# Source document
Hardware Bill of Materials (BOM)

Component Cost/Unit Justification
Microcontroller $0.55 Wholesale pricing via Alibaba
Wireless Radio $0.55 Long-range mesh networking
RGB Color Sensor $0.99 Blue-spectrum detection
HDPE Housing $0.26 Zero-leaching, salt-spray resistant
Solar Panel $0.20 Autonomous power
Polycarbonate Cap $0.19 Optical transparency
Charging Port $0.07 Configuration and backup
Battery $0.05 Nighttime operation
Photoresistors $0.01 Ambient light sensing
Wiring $0.01 Internal connections
Total $2.88

Hackathon Prototype vs. Ideal Device

CAD Model

Prototype

We built this prototype to prove one thing: we can catch the "blurry" light pollution that satellites miss. While our current unit is a "lab version" optimized for a demo, every choice was a stepping stone toward a massive, real-world deployment.

Sensing the Stressor: Right now, the prototype uses a standard photoresistor. It’s great for a live demo because it reacts instantly to a flashlight, but it’s a blunt instrument. Based on Ayalon et al. 2019, 2025, we recognized that corals don't just react to "light"—they specifically suffer from high-energy blue-spectrum light (450nm-490nm). Our final model replaces this with a TCS34725 RGB sensor—a specialized eye that can isolate that specific "blue spike" from hotel floodlights.

The Bare-Metal Pivot: For this presentation, we’re powered by a USB-C cable for 100% reliability. However, a reef doesn't have a computer outlet. Our production model uses an Arduino REV 3 architecture, but the prototype uses an Arduino Circle MKR IoT as it easily wires with our photoresistor. By stripping away power-hungry LEDs and voltage regulators, we drop the idle current into the micro-amp range, allowing the final "LuxBox" to run indefinitely on a tiny solar panel and supercapacitor.

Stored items
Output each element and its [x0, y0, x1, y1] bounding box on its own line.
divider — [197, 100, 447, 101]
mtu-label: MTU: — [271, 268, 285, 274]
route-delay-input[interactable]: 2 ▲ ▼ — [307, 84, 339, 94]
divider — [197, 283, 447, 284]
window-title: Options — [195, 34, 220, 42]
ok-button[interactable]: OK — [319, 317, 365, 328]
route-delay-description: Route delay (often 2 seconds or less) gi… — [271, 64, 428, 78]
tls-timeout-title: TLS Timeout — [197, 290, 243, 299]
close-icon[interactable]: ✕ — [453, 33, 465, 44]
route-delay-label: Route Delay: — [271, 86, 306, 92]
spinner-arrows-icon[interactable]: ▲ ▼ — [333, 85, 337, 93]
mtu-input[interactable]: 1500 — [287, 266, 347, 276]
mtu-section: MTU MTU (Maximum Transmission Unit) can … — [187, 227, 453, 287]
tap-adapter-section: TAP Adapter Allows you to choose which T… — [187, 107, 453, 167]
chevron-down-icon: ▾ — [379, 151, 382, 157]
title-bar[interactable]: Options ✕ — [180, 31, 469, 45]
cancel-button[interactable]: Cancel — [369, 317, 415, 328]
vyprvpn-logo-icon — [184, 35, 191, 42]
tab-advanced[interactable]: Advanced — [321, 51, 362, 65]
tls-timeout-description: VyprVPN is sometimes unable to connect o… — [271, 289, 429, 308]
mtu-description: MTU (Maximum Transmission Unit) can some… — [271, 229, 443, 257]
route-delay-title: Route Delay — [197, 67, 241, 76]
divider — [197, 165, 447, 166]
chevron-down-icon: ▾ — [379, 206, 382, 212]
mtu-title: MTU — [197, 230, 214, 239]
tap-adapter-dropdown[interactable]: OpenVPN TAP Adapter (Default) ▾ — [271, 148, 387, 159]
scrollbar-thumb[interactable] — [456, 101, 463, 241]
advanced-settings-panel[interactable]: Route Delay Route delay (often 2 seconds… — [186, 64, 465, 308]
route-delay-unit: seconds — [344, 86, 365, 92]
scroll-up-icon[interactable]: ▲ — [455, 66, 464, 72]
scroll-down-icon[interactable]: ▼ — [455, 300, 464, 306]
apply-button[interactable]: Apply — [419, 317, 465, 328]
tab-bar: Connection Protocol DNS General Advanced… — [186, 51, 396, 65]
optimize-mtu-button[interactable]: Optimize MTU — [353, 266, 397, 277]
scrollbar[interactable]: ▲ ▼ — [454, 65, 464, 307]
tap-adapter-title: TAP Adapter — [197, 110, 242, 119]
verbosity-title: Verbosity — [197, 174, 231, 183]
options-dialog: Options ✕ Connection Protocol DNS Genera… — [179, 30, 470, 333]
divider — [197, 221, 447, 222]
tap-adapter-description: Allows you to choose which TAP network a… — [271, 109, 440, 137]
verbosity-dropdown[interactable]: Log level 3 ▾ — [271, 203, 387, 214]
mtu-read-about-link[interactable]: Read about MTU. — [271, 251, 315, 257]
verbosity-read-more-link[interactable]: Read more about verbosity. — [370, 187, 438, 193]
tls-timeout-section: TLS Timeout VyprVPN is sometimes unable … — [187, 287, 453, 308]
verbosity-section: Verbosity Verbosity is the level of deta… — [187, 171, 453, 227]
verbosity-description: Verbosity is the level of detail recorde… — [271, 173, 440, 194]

# Task description
Extend the LuxBox reef-sensor write-up beyond its last paragraph.

# Answer section
From WiFi to the Swarm: A single sensor is just a data point; a "swarm" is a map. The prototype is a standalone unit, but our deployment model utilizes a LoRa (Long Range) Mesh Network. Unlike WiFi, which fails in high-humidity coastal air, LoRa provides the "muscle" to slice through salt spray. This mesh network allows our nodes to share data and triangulate a light source down to a 30-meter property line.

Sustainable Shells: We 3D-printed this prototype in PLA because it’s fast for iteration, but it isn't marine-stable. Our production units are engineered from High-Density Polyethylene (HDPE). It is UV-stable, 100% recyclable, and zero-leaching, ensuring our hardware won't break down and become the very microplastic pollution we’re trying to prevent.

Salient Takeaways

  • The Problem: Hawaii's $800 million reef tourism economy is being stressed by artificial light, and satellite data can't tell us who's responsible.
  • The Finding: 171 businesses inside a single 500-meter satellite pixel in Waikiki, sharing one brightness reading.
  • The Line: You can't fine a pixel.
  • The Solution: $250 covers all of Waikiki with 75 ground-level sensors to identify specific polluters.
  • Entrepreneurial Viability: Dark Sky enforcement generates fine revenue that funds further reef restoration—the system pays for itself.

References

  • Ayalon, I., et al. (2019). "Red Sea corals under ALAN undergo oxidative stress and photosynthetic impairment." Global Change Biology.
  • Ayalon, I., et al. (2021). "The Endosymbiotic Coral Algae Symbiodiniaceae Are Sensitive to ALAN." Frontiers in Physiology.
  • Lin, B., et al. (2023). "Coral reefs and coastal tourism in Hawaii." Nature Sustainability.
  • NOAA Fisheries. "Coral Reefs in the Pacific."
  • Davidson, Hamnet, & Minato (2003). Hawaii Coral Reef Initiative Research Program economic valuation.